======== Source text

Hacker Read top | best | new | newcomments | leaders | about | bookmarklet login

It’s one metric: revenue per employee. In a more capital expensive market, such as our current one, this metric is the one corporate managers are focusing on.

For example, Google:

https://fourweekmba.com/google-revenue-per-employee/

Ultimately it’s about something called austerity, which is taught in mba-jargon filled economic theory as a way to keep the working classes inline. Since the 1920s, western countries have used a cycle of expansion and contraction to crush the working people’s power in the interest of controlling inflation (which is really largely the direct result of excess government money printing as a result of imbalanced spending), all the while consolidating more-and-more wealth in smaller and smaller circles of people. It’s an absolutely psychotic way to run a business cycle, and it kills a great many people directly:

https://archive-yaleglobal.yale.edu/content/how-austerity-ki...

The latest deleveraging of worker cries and demands for better conditions and pay comes as workers are asking for more work-at-home and flexibility, a more balanced work/life balance, and focus on similar health and wellness goals, as well as demands for salary raises to keep up with the ongoing inflation.

For three decades worker pay has been dropping. The gap between the growth of productivity and that of a typical worker’s pay has grown quite extreme, and continues to grow through the application of austerity principle:

https://www.epi.org/publication/charting-wage-stagnation/

While it looks like “inflation and interest rates are causing the problems,” it remains easily predictable economic theory that we would find ourselves here. People may not realize it, but since 2020, the US has printed nearly 80% of ALL US Dollars in circulation. To put that in perspective, at the start of 2020 we had ~$4 trillion in circulation. Now, there is nearly $19 TRILLION in circulation, a 375% jump in 3 years.

================

=== What this task involves ===
Please copy the stretch of the comment from "It’s one metric: revenue" through "are focusing on.", changing "corporate managers" to "company executives". The listing isn't needed for this.

======== Given information

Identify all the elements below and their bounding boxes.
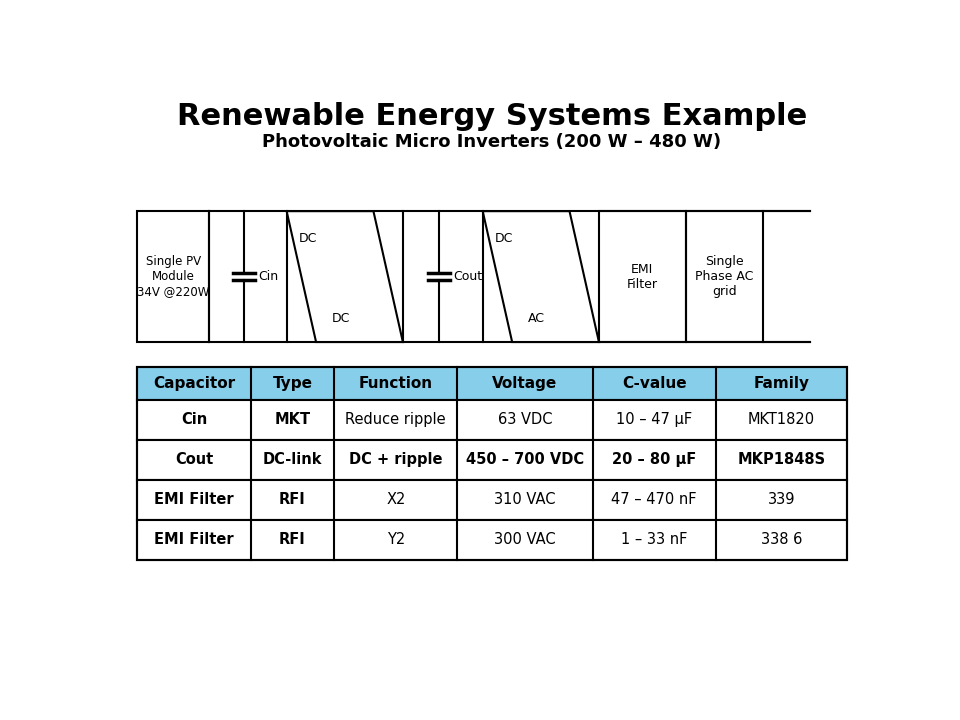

================

=== Output for this exercise ===
It’s one metric: revenue per employee. In a more capital expensive market, such as our current one, this metric is the one company executives are focusing on.